[Given text start]
Consider this an open letter to all wholesale operators, leading with many of those we have porting agreements with. It is not open to resellers of those operators, or indeed anyone who couldn’t enter into a full porting agreement with delivery over an SS7 interconnect under a Standard Interconnect Agreement. However, they’re very welcome to make your wholesale provider aware of it and invite them to join.

Dear Peer,

Porting is broken. We all know it is broken, and we lumber on in the vain hope a competent regulator will fix it. There are no signs of this happening soon.

Meanwhile, we all have vaguely similar policies around the extent of the abuse of the porting process we’ll tolerate by wholesale customers (we updated ours this week followed by a FAQ). We know some of your customers would move to us if you permitted wholesale ports. We know some of ours have tried to move to you and found the same. A warm conversation doesn’t follow and we feel they should be free to move, even if the end user is not directly the one initiating it. Nobody wants customers who don’t want to be customers, and indeed, we all have some customers we wouldn’t choose to keep! We all do, however, because of the costs of allowing abuse.

Simwood is willing and open to modifying our porting agreements with you to transform routine porting and fix the issue of wholesale ports. It can either be bilaterally or you never know we could achieve something multi-laterally with a common Memorandum of Understanding. Our goals in doing so would be slightly wider than porting alone and essentially be:

  • Settlement-free porting of numbers between us
  • A common public policy on porting where not between us
  • Use of the probably existing IP connectivity between us for the exchange of traffic, avoiding BT transit and associated costs
  • Intent to move to a common API for porting requests so we can automate as much as possible, shortening lead times. Let’s aim for within the hour.
[Given text end]
[Information given start]
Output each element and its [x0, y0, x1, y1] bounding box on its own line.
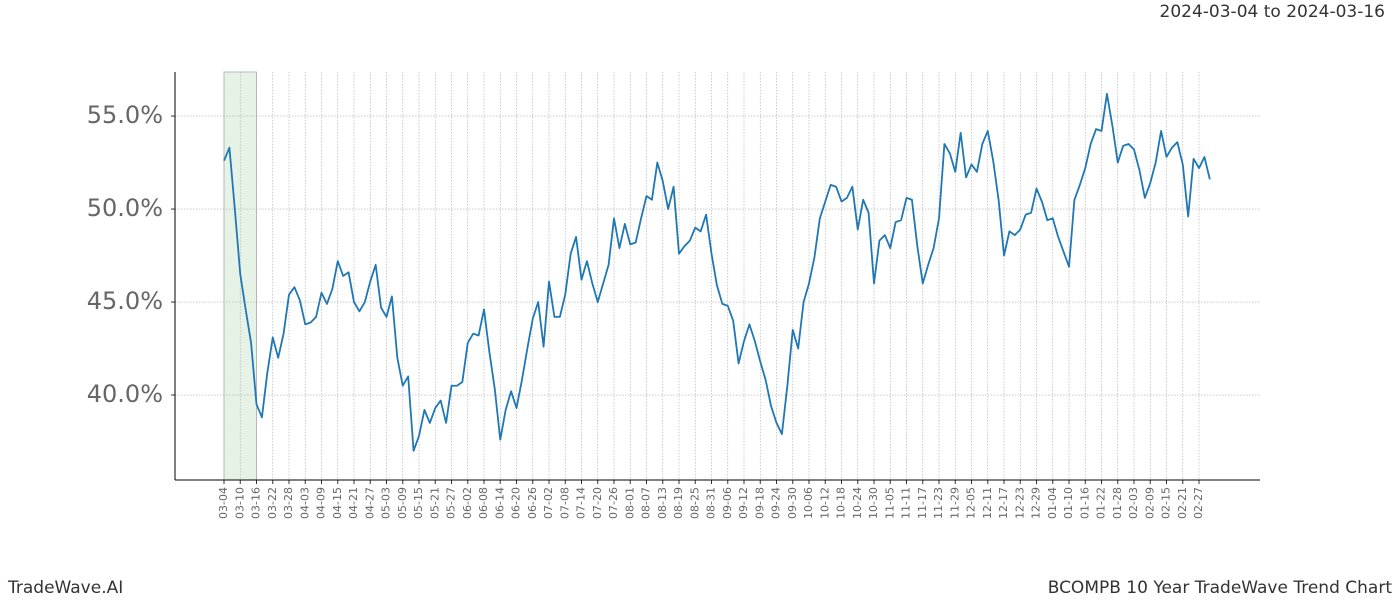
x-tick-label: 09-30: [786, 487, 799, 519]
x-tick-label: 12-17: [997, 487, 1010, 519]
trend-line: [223, 92, 1211, 452]
footer-left: TradeWave.AI: [7, 578, 123, 598]
x-tick-label: 01-28: [1111, 487, 1124, 519]
x-tick-label: 10-12: [818, 487, 831, 519]
x-tick-label: 01-10: [1062, 487, 1075, 519]
x-tick-label: 11-23: [932, 487, 945, 519]
x-tick-label: 02-09: [1143, 487, 1156, 519]
y-tick-label: 40.0%: [87, 380, 163, 408]
x-tick-label: 04-21: [347, 487, 360, 519]
x-tick-label: 12-11: [981, 487, 994, 519]
x-tick-label: 12-29: [1030, 487, 1043, 519]
x-tick-label: 03-16: [250, 487, 263, 519]
x-tick-label: 05-27: [445, 487, 458, 519]
x-tick-label: 04-15: [331, 487, 344, 519]
x-tick-label: 02-21: [1176, 487, 1189, 519]
x-tick-label: 10-30: [867, 487, 880, 519]
x-tick-label: 07-14: [575, 487, 588, 519]
x-tick-label: 07-20: [591, 487, 604, 519]
x-tick-label: 08-13: [656, 487, 669, 519]
x-tick-label: 01-04: [1046, 487, 1059, 519]
x-tick-label: 06-26: [526, 487, 539, 519]
x-tick-label: 06-08: [477, 487, 490, 519]
x-tick-label: 07-08: [558, 487, 571, 519]
subtitle: 2024-03-04 to 2024-03-16: [1160, 2, 1385, 22]
x-tick-label: 04-27: [363, 487, 376, 519]
x-tick-label: 12-23: [1013, 487, 1026, 519]
x-tick-label: 02-15: [1160, 487, 1173, 519]
x-tick-label: 08-25: [688, 487, 701, 519]
x-tick-label: 10-18: [835, 487, 848, 519]
x-tick-label: 11-29: [948, 487, 961, 519]
x-tick-label: 04-03: [298, 487, 311, 519]
x-tick-label: 11-05: [883, 487, 896, 519]
x-tick-label: 01-22: [1095, 487, 1108, 519]
x-tick-label: 02-03: [1127, 487, 1140, 519]
x-tick-label: 10-24: [851, 487, 864, 519]
footer-right: BCOMPB 10 Year TradeWave Trend Chart: [1048, 578, 1393, 598]
x-tick-label: 07-26: [607, 487, 620, 519]
x-tick-label: 08-19: [672, 487, 685, 519]
y-tick-label: 50.0%: [87, 194, 163, 222]
x-tick-label: 01-16: [1078, 487, 1091, 519]
x-tick-label: 11-11: [900, 487, 913, 519]
x-tick-label: 09-18: [753, 487, 766, 519]
x-tick-label: 06-14: [493, 487, 506, 519]
y-tick-label: 55.0%: [87, 101, 163, 129]
x-tick-label: 08-31: [705, 487, 718, 519]
x-tick-label: 06-02: [461, 487, 474, 519]
x-tick-label: 05-21: [428, 487, 441, 519]
x-tick-label: 10-06: [802, 487, 815, 519]
x-tick-label: 05-09: [396, 487, 409, 519]
x-tick-label: 08-07: [640, 487, 653, 519]
x-tick-label: 05-03: [380, 487, 393, 519]
x-tick-label: 03-10: [233, 487, 246, 519]
x-tick-label: 03-04: [217, 487, 230, 519]
x-tick-label: 03-22: [266, 487, 279, 519]
x-tick-label: 04-09: [315, 487, 328, 519]
x-tick-label: 06-20: [510, 487, 523, 519]
x-tick-label: 09-06: [721, 487, 734, 519]
x-tick-label: 08-01: [623, 487, 636, 519]
x-tick-label: 05-15: [412, 487, 425, 519]
x-tick-label: 02-27: [1192, 487, 1205, 519]
x-tick-label: 03-28: [282, 487, 295, 519]
x-tick-label: 11-17: [916, 487, 929, 519]
x-tick-label: 09-12: [737, 487, 750, 519]
x-tick-label: 09-24: [770, 487, 783, 519]
x-tick-label: 07-02: [542, 487, 555, 519]
y-tick-label: 45.0%: [87, 287, 163, 315]
x-tick-label: 12-05: [965, 487, 978, 519]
[Information given end]
▶ **Stated task**: Repeat the portion of the porting letter starting at "Porting is broken." and ending at "of allowing abuse.". The rows that come next have no connection to the open letter on porting.

▶ **Response below**:
Porting is broken. We all know it is broken, and we lumber on in the vain hope a competent regulator will fix it. There are no signs of this happening soon.

Meanwhile, we all have vaguely similar policies around the extent of the abuse of the porting process we’ll tolerate by wholesale customers (we updated ours this week followed by a FAQ). We know some of your customers would move to us if you permitted wholesale ports. We know some of ours have tried to move to you and found the same. A warm conversation doesn’t follow and we feel they should be free to move, even if the end user is not directly the one initiating it. Nobody wants customers who don’t want to be customers, and indeed, we all have some customers we wouldn’t choose to keep! We all do, however, because of the costs of allowing abuse.